### Consegne
1/ Elenca tutti i paesi, esclusa l'Italia, che il testo sulla decarbonizzazione in Italia nomina.
2/ Cita il passo del testo sulla decarbonizzazione in Italia che comincia con le parole "Invece, a partire" e termina dopo "di 200 anni.".

Invece, a partire dal 2014, il processo di decarbonizzazione nel nostro Paese si è sostanzialmente arrestato. Così, nonostante una pandemia globale e la peggiore crisi energetica degli ultimi cinquant’anni, nel 2022 le emissioni di gas serra in Italia erano già ritornate ai livelli precrisi. In media negli ultimi otto anni abbiamo tagliato le emissioni di appena lo 0,5% all’anno: a questo ritmo potremmo raggiungere l’obiettivo della neutralità climatica, previsto al 2050, tra non meno di 200 anni.
Ma a cosa è dovuto questo brusco rallentamento? Ovviamente il processo di decarbonizzazione di una grande economia industriale come la nostra richiede tanti ingredienti diversi. Tra questi, la progressiva sostituzione dei combustibili fossili con le fonti energetiche rinnovabili è certamente uno dei più importanti. E, quindi, non dovrebbe sorprendere più di tanto che proprio il 2005-2014 sia stato il decennio d’oro per le fonti rinnovabili in Italia, la cui produzione in pochi anni è praticamente raddoppiata, consentendoci in questo modo di ridurre il consumo di carbone, petrolio e gas e, quindi, ridurre le emissioni di gas serra. E allo stesso modo non dovrebbe sorprenderci troppo quello che è accaduto subito dopo. Dal 2014 al 2021 (ultimo aggiornamento disponibile a livello comunitario) il consumo di energie rinnovabili (di elettricità, di calore, di carburanti) è cresciuto in Italia di meno del 10%, contro una media europea di quasi il 25% (più del 20% Francia e Spagna, oltre il 30% Germania).
La dinamica delle rinnovabili in Italia, ma non solo, è in gran parte guidata da quanto accade nel settore della generazione elettrica che, dopo il record di installazioni del 2011 con oltre 10 gigawatt di nuovi impianti eolici e fotovoltaici, è precipitato a una media di 1 gigawatt all’anno fino al 2021, facendoci perdere terreno nei confronti di tutte le altre grandi economie continentali e, soprattutto, arrestando il processo virtuoso di riduzione delle emissioni di gas serra. Nel 2022, anche grazie al Superbonus, il settore ha ripreso a crescere e abbiamo triplicato il dato degli anni precedenti, ma in ogni caso abbiamo installato la metà di quanto fatto quell’anno in Polonia e un terzo, o anche meno, di Spagna e Germania. Nel corso del 2023 le cose migliorano ancora e forse chiuderemo l’anno con 6 gigawatt di nuovi impianti: si tratta di un passo in avanti importante, e infatti le ultime stime dell’Enea per l’anno in corso prevedono finalmente un calo delle emissioni di gas serra, ma siamo ancora a circa la metà di quello che dovremmo installare ogni anno per poterci allineare agli obiettivi di Parigi.

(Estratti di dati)
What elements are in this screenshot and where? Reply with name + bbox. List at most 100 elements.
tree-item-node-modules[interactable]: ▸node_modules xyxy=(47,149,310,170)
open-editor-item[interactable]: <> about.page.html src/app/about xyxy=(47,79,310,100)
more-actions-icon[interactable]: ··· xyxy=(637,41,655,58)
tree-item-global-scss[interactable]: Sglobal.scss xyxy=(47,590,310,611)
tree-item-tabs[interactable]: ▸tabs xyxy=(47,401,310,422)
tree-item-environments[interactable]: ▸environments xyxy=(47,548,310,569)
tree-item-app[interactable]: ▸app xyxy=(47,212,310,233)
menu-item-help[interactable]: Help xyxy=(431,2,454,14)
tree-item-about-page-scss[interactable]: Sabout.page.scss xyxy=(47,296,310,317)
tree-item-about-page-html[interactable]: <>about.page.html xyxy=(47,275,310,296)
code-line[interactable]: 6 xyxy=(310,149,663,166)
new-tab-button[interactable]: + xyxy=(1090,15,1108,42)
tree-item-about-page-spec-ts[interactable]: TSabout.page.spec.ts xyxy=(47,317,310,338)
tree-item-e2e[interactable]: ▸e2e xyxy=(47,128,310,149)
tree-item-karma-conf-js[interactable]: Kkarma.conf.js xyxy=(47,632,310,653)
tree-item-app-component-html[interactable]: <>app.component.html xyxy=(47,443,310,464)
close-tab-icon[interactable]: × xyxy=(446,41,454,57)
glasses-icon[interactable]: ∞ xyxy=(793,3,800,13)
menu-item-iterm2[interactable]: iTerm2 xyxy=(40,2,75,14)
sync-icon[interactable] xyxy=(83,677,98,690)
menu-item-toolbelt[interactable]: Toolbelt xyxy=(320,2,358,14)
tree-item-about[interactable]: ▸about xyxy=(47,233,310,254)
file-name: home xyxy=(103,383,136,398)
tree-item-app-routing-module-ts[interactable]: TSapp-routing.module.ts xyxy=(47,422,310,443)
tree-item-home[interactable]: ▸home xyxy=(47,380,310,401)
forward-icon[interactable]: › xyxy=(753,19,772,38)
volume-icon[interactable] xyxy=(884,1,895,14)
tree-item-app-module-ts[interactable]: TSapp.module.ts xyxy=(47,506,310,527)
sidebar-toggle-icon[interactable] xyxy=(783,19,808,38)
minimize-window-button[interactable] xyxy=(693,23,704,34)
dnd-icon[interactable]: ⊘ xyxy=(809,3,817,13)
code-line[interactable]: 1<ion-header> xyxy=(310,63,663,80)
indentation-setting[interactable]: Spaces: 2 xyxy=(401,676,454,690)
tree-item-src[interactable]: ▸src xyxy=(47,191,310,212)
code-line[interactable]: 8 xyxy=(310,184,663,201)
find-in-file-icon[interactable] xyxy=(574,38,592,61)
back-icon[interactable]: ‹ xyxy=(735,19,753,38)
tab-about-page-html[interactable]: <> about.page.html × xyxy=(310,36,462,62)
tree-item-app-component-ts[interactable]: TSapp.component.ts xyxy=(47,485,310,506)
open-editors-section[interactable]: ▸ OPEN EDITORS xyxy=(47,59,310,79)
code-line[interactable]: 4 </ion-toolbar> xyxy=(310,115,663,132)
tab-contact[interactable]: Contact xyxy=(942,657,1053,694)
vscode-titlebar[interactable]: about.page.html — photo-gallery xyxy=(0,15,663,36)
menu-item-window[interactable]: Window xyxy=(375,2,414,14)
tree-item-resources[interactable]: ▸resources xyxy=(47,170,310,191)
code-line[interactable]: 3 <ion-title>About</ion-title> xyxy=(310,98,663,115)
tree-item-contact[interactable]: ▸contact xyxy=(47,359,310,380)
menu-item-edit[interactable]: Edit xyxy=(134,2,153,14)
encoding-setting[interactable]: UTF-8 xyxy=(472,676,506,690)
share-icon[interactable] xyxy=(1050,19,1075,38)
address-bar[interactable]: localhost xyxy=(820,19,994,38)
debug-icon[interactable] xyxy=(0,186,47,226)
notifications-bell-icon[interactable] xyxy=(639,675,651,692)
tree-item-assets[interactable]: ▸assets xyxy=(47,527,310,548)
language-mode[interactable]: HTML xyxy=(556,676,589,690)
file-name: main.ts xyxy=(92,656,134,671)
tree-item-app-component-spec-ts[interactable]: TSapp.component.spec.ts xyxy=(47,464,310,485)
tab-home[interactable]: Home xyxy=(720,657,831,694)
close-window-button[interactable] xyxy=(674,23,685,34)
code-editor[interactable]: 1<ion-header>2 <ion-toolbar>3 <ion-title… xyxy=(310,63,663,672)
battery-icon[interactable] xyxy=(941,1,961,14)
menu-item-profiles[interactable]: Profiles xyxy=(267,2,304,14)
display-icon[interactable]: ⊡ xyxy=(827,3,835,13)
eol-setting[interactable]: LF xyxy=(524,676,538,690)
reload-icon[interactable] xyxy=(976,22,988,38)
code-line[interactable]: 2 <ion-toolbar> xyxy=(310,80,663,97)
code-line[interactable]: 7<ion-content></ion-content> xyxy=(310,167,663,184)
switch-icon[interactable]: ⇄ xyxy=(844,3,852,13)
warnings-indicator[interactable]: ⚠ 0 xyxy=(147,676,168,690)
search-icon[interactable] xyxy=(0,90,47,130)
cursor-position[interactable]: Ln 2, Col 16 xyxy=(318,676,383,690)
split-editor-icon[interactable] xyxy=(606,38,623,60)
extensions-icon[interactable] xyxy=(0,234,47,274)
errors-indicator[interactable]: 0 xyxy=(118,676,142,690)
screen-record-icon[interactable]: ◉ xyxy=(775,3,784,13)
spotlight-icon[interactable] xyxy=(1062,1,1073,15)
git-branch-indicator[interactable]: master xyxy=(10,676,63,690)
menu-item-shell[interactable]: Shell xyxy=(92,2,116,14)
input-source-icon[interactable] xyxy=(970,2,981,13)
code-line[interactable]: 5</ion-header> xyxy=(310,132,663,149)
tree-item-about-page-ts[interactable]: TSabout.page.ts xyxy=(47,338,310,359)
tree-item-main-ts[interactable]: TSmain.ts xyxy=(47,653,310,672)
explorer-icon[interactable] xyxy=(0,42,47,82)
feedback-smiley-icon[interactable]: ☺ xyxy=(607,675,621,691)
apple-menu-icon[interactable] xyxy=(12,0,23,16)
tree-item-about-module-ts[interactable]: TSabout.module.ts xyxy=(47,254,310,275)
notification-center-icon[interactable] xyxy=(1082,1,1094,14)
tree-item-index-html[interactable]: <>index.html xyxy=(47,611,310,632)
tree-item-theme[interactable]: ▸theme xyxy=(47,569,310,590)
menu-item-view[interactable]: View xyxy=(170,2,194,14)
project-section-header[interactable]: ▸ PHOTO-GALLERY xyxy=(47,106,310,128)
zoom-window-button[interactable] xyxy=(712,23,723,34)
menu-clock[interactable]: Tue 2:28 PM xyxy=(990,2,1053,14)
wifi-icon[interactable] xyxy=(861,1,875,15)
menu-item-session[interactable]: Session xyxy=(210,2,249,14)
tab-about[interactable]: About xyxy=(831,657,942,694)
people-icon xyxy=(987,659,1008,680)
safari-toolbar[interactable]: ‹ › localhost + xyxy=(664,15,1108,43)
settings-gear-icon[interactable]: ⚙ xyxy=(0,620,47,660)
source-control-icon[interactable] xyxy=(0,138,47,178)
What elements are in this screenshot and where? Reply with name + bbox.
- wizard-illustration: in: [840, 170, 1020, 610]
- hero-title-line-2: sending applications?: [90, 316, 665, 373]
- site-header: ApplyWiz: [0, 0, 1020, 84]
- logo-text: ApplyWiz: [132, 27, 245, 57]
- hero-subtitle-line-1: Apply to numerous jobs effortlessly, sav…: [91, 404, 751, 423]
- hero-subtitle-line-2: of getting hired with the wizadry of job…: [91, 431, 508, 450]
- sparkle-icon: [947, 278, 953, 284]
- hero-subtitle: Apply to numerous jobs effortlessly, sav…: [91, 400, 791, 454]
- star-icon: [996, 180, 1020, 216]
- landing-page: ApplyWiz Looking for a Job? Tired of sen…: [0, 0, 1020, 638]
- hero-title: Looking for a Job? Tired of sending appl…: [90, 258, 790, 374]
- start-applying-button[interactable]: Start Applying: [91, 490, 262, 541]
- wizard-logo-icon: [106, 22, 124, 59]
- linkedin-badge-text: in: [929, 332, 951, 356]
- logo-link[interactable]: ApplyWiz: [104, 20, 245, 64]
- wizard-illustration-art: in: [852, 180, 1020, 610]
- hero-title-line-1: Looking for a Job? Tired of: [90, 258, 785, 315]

### Soluzioni
1/ Francia, Spagna, Germania, Polonia

2/
Invece, a partire dal 2014, il processo di decarbonizzazione nel nostro Paese si è sostanzialmente arrestato. Così, nonostante una pandemia globale e la peggiore crisi energetica degli ultimi cinquant’anni, nel 2022 le emissioni di gas serra in Italia erano già ritornate ai livelli precrisi. In media negli ultimi otto anni abbiamo tagliato le emissioni di appena lo 0,5% all’anno: a questo ritmo potremmo raggiungere l’obiettivo della neutralità climatica, previsto al 2050, tra non meno di 200 anni.